Written exercise:
Write the material out again exactly as it stands.

(Data excerpts)
━━━━━━

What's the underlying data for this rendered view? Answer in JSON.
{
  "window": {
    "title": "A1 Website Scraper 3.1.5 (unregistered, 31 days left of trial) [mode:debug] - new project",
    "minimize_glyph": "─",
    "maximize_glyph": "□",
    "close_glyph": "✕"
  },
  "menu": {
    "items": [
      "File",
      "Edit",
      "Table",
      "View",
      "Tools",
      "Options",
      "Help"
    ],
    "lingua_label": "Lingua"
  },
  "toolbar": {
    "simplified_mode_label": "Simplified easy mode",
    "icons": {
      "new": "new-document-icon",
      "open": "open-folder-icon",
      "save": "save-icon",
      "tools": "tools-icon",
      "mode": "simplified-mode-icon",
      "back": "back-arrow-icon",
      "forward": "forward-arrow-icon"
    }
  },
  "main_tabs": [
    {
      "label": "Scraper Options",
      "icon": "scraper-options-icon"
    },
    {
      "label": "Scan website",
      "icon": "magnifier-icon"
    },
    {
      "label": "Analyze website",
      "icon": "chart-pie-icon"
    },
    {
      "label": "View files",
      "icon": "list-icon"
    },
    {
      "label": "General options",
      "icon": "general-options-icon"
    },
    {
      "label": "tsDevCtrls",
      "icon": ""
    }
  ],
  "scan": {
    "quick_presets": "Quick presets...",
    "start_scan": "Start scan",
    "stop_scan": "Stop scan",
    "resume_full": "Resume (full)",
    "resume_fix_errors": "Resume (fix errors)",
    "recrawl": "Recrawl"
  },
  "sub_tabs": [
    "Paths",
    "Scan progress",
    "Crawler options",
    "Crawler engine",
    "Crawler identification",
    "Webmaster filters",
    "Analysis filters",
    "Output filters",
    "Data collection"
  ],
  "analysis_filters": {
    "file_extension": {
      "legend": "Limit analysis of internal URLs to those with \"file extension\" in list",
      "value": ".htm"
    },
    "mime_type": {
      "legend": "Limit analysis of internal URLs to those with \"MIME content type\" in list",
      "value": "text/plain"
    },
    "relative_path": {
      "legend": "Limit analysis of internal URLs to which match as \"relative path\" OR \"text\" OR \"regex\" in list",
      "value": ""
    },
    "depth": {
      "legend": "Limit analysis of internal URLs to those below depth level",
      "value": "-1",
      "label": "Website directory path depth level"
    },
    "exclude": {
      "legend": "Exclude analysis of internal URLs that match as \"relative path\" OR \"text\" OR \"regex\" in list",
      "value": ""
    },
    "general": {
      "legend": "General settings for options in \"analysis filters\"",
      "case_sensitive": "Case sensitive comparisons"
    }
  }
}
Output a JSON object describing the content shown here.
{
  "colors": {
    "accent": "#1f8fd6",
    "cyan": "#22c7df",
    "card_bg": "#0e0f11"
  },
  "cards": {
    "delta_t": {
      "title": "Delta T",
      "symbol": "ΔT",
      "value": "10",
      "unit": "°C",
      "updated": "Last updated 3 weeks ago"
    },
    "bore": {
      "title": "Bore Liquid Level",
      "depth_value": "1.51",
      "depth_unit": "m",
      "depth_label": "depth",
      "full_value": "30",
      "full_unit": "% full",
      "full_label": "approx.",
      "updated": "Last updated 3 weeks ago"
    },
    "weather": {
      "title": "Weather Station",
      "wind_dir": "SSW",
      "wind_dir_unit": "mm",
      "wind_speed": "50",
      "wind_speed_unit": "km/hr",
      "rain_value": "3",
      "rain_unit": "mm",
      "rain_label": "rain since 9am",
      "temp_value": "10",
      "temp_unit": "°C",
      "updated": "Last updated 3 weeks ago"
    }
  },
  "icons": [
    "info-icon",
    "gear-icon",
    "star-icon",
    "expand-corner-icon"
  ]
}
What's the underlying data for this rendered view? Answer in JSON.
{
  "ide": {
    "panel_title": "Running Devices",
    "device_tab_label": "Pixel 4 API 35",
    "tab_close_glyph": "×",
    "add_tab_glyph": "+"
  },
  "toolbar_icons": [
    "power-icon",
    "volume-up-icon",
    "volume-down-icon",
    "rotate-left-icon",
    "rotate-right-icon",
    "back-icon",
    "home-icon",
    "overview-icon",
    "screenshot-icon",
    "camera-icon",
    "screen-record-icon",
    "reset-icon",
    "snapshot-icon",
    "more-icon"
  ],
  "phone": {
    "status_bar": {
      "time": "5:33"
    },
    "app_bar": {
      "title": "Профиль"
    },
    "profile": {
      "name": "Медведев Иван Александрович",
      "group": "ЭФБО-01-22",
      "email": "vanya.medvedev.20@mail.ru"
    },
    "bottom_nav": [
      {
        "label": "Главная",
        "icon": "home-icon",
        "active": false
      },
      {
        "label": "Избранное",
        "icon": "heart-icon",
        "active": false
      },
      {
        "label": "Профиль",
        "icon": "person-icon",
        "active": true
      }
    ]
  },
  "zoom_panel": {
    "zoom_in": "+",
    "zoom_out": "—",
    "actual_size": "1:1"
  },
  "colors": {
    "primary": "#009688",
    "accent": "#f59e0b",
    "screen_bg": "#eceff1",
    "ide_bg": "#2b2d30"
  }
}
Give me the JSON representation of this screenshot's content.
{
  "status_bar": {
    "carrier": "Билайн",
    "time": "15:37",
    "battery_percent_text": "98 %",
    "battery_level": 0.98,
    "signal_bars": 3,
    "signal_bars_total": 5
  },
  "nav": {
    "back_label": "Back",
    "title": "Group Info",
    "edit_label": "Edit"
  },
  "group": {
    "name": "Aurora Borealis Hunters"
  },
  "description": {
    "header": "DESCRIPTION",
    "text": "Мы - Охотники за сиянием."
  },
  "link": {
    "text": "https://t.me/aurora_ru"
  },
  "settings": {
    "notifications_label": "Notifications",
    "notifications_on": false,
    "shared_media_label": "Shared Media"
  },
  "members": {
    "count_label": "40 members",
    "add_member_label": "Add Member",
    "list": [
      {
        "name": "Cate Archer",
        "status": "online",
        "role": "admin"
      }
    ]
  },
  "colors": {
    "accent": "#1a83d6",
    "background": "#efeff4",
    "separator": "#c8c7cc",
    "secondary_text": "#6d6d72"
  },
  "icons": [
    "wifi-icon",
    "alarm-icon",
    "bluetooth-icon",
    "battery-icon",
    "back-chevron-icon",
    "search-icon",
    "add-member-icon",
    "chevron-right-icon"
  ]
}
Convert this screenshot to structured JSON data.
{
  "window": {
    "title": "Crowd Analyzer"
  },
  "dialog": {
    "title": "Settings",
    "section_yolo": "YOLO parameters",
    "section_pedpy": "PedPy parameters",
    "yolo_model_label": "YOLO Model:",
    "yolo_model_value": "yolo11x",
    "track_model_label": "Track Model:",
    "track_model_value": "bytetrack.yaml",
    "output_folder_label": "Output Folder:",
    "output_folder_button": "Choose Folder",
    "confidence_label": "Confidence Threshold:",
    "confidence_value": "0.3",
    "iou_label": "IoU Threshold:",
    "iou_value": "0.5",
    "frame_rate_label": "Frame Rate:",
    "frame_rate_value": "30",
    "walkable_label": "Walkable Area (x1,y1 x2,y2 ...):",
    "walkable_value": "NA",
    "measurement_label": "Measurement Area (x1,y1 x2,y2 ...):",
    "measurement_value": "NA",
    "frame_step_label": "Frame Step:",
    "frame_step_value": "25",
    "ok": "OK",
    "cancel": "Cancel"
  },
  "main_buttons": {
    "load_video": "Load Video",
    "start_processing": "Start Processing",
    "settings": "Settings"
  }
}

━━━━━━

Solution to the exercise:
What's the underlying data for this rendered view? Answer in JSON.
{
  "window": {
    "title": "A1 Website Scraper 3.1.5 (unregistered, 31 days left of trial) [mode:debug] - new project",
    "minimize_glyph": "─",
    "maximize_glyph": "□",
    "close_glyph": "✕"
  },
  "menu": {
    "items": [
      "File",
      "Edit",
      "Table",
      "View",
      "Tools",
      "Options",
      "Help"
    ],
    "lingua_label": "Lingua"
  },
  "toolbar": {
    "simplified_mode_label": "Simplified easy mode",
    "icons": {
      "new": "new-document-icon",
      "open": "open-folder-icon",
      "save": "save-icon",
      "tools": "tools-icon",
      "mode": "simplified-mode-icon",
      "back": "back-arrow-icon",
      "forward": "forward-arrow-icon"
    }
  },
  "main_tabs": [
    {
      "label": "Scraper Options",
      "icon": "scraper-options-icon"
    },
    {
      "label": "Scan website",
      "icon": "magnifier-icon"
    },
    {
      "label": "Analyze website",
      "icon": "chart-pie-icon"
    },
    {
      "label": "View files",
      "icon": "list-icon"
    },
    {
      "label": "General options",
      "icon": "general-options-icon"
    },
    {
      "label": "tsDevCtrls",
      "icon": ""
    }
  ],
  "scan": {
    "quick_presets": "Quick presets...",
    "start_scan": "Start scan",
    "stop_scan": "Stop scan",
    "resume_full": "Resume (full)",
    "resume_fix_errors": "Resume (fix errors)",
    "recrawl": "Recrawl"
  },
  "sub_tabs": [
    "Paths",
    "Scan progress",
    "Crawler options",
    "Crawler engine",
    "Crawler identification",
    "Webmaster filters",
    "Analysis filters",
    "Output filters",
    "Data collection"
  ],
  "analysis_filters": {
    "file_extension": {
      "legend": "Limit analysis of internal URLs to those with \"file extension\" in list",
      "value": ".htm"
    },
    "mime_type": {
      "legend": "Limit analysis of internal URLs to those with \"MIME content type\" in list",
      "value": "text/plain"
    },
    "relative_path": {
      "legend": "Limit analysis of internal URLs to which match as \"relative path\" OR \"text\" OR \"regex\" in list",
      "value": ""
    },
    "depth": {
      "legend": "Limit analysis of internal URLs to those below depth level",
      "value": "-1",
      "label": "Website directory path depth level"
    },
    "exclude": {
      "legend": "Exclude analysis of internal URLs that match as \"relative path\" OR \"text\" OR \"regex\" in list",
      "value": ""
    },
    "general": {
      "legend": "General settings for options in \"analysis filters\"",
      "case_sensitive": "Case sensitive comparisons"
    }
  }
}
Output a JSON object describing the content shown here.
{
  "colors": {
    "accent": "#1f8fd6",
    "cyan": "#22c7df",
    "card_bg": "#0e0f11"
  },
  "cards": {
    "delta_t": {
      "title": "Delta T",
      "symbol": "ΔT",
      "value": "10",
      "unit": "°C",
      "updated": "Last updated 3 weeks ago"
    },
    "bore": {
      "title": "Bore Liquid Level",
      "depth_value": "1.51",
      "depth_unit": "m",
      "depth_label": "depth",
      "full_value": "30",
      "full_unit": "% full",
      "full_label": "approx.",
      "updated": "Last updated 3 weeks ago"
    },
    "weather": {
      "title": "Weather Station",
      "wind_dir": "SSW",
      "wind_dir_unit": "mm",
      "wind_speed": "50",
      "wind_speed_unit": "km/hr",
      "rain_value": "3",
      "rain_unit": "mm",
      "rain_label": "rain since 9am",
      "temp_value": "10",
      "temp_unit": "°C",
      "updated": "Last updated 3 weeks ago"
    }
  },
  "icons": [
    "info-icon",
    "gear-icon",
    "star-icon",
    "expand-corner-icon"
  ]
}
What's the underlying data for this rendered view? Answer in JSON.
{
  "ide": {
    "panel_title": "Running Devices",
    "device_tab_label": "Pixel 4 API 35",
    "tab_close_glyph": "×",
    "add_tab_glyph": "+"
  },
  "toolbar_icons": [
    "power-icon",
    "volume-up-icon",
    "volume-down-icon",
    "rotate-left-icon",
    "rotate-right-icon",
    "back-icon",
    "home-icon",
    "overview-icon",
    "screenshot-icon",
    "camera-icon",
    "screen-record-icon",
    "reset-icon",
    "snapshot-icon",
    "more-icon"
  ],
  "phone": {
    "status_bar": {
      "time": "5:33"
    },
    "app_bar": {
      "title": "Профиль"
    },
    "profile": {
      "name": "Медведев Иван Александрович",
      "group": "ЭФБО-01-22",
      "email": "vanya.medvedev.20@mail.ru"
    },
    "bottom_nav": [
      {
        "label": "Главная",
        "icon": "home-icon",
        "active": false
      },
      {
        "label": "Избранное",
        "icon": "heart-icon",
        "active": false
      },
      {
        "label": "Профиль",
        "icon": "person-icon",
        "active": true
      }
    ]
  },
  "zoom_panel": {
    "zoom_in": "+",
    "zoom_out": "—",
    "actual_size": "1:1"
  },
  "colors": {
    "primary": "#009688",
    "accent": "#f59e0b",
    "screen_bg": "#eceff1",
    "ide_bg": "#2b2d30"
  }
}
Give me the JSON representation of this screenshot's content.
{
  "status_bar": {
    "carrier": "Билайн",
    "time": "15:37",
    "battery_percent_text": "98 %",
    "battery_level": 0.98,
    "signal_bars": 3,
    "signal_bars_total": 5
  },
  "nav": {
    "back_label": "Back",
    "title": "Group Info",
    "edit_label": "Edit"
  },
  "group": {
    "name": "Aurora Borealis Hunters"
  },
  "description": {
    "header": "DESCRIPTION",
    "text": "Мы - Охотники за сиянием."
  },
  "link": {
    "text": "https://t.me/aurora_ru"
  },
  "settings": {
    "notifications_label": "Notifications",
    "notifications_on": false,
    "shared_media_label": "Shared Media"
  },
  "members": {
    "count_label": "40 members",
    "add_member_label": "Add Member",
    "list": [
      {
        "name": "Cate Archer",
        "status": "online",
        "role": "admin"
      }
    ]
  },
  "colors": {
    "accent": "#1a83d6",
    "background": "#efeff4",
    "separator": "#c8c7cc",
    "secondary_text": "#6d6d72"
  },
  "icons": [
    "wifi-icon",
    "alarm-icon",
    "bluetooth-icon",
    "battery-icon",
    "back-chevron-icon",
    "search-icon",
    "add-member-icon",
    "chevron-right-icon"
  ]
}
Convert this screenshot to structured JSON data.
{
  "window": {
    "title": "Crowd Analyzer"
  },
  "dialog": {
    "title": "Settings",
    "section_yolo": "YOLO parameters",
    "section_pedpy": "PedPy parameters",
    "yolo_model_label": "YOLO Model:",
    "yolo_model_value": "yolo11x",
    "track_model_label": "Track Model:",
    "track_model_value": "bytetrack.yaml",
    "output_folder_label": "Output Folder:",
    "output_folder_button": "Choose Folder",
    "confidence_label": "Confidence Threshold:",
    "confidence_value": "0.3",
    "iou_label": "IoU Threshold:",
    "iou_value": "0.5",
    "frame_rate_label": "Frame Rate:",
    "frame_rate_value": "30",
    "walkable_label": "Walkable Area (x1,y1 x2,y2 ...):",
    "walkable_value": "NA",
    "measurement_label": "Measurement Area (x1,y1 x2,y2 ...):",
    "measurement_value": "NA",
    "frame_step_label": "Frame Step:",
    "frame_step_value": "25",
    "ok": "OK",
    "cancel": "Cancel"
  },
  "main_buttons": {
    "load_video": "Load Video",
    "start_processing": "Start Processing",
    "settings": "Settings"
  }
}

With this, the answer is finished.